■ Objective
Can you rewrite the records below with every "data-point" changed to "marker" and everything else left as it is?

Part of a data file:
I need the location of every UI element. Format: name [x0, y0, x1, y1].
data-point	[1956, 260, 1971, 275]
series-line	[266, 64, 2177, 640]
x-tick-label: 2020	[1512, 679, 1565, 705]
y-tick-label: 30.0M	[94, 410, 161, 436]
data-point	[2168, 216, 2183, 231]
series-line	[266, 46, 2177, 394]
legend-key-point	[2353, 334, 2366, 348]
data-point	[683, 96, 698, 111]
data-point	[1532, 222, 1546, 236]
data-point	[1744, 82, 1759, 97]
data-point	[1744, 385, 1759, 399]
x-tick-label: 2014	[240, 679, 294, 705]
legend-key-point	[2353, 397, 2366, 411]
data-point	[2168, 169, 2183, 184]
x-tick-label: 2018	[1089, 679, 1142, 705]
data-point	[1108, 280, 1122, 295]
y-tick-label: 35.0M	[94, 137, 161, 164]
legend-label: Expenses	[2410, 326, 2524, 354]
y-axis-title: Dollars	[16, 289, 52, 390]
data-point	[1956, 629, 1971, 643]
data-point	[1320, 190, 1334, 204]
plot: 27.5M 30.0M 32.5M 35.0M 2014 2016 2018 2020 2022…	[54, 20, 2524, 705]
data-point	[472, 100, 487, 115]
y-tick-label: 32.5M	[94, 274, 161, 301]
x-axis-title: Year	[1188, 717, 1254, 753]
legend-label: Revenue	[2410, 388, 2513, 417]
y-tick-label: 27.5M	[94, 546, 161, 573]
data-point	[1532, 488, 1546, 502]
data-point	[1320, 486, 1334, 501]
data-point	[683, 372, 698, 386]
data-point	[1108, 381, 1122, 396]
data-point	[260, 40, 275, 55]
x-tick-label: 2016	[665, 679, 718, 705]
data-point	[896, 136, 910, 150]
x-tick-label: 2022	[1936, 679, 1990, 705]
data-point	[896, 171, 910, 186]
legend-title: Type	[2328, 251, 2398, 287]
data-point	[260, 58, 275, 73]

■ Finished task
I need the location of every UI element. Format: name [x0, y0, x1, y1].
marker	[1956, 260, 1971, 275]
series-line	[266, 64, 2177, 640]
x-tick-label: 2020	[1512, 679, 1565, 705]
y-tick-label: 30.0M	[94, 410, 161, 436]
marker	[2168, 216, 2183, 231]
series-line	[266, 46, 2177, 394]
legend-key-point	[2353, 334, 2366, 348]
marker	[683, 96, 698, 111]
marker	[1532, 222, 1546, 236]
marker	[1744, 82, 1759, 97]
marker	[1744, 385, 1759, 399]
x-tick-label: 2014	[240, 679, 294, 705]
legend-key-point	[2353, 397, 2366, 411]
marker	[2168, 169, 2183, 184]
x-tick-label: 2018	[1089, 679, 1142, 705]
marker	[1108, 280, 1122, 295]
y-tick-label: 35.0M	[94, 137, 161, 164]
legend-label: Expenses	[2410, 326, 2524, 354]
y-axis-title: Dollars	[16, 289, 52, 390]
marker	[1956, 629, 1971, 643]
marker	[1320, 190, 1334, 204]
plot: 27.5M 30.0M 32.5M 35.0M 2014 2016 2018 2020 2022…	[54, 20, 2524, 705]
marker	[472, 100, 487, 115]
y-tick-label: 32.5M	[94, 274, 161, 301]
x-axis-title: Year	[1188, 717, 1254, 753]
legend-label: Revenue	[2410, 388, 2513, 417]
y-tick-label: 27.5M	[94, 546, 161, 573]
marker	[1532, 488, 1546, 502]
marker	[1320, 486, 1334, 501]
marker	[683, 372, 698, 386]
marker	[1108, 381, 1122, 396]
marker	[260, 40, 275, 55]
x-tick-label: 2016	[665, 679, 718, 705]
marker	[896, 136, 910, 150]
x-tick-label: 2022	[1936, 679, 1990, 705]
marker	[896, 171, 910, 186]
legend-title: Type	[2328, 251, 2398, 287]
marker	[260, 58, 275, 73]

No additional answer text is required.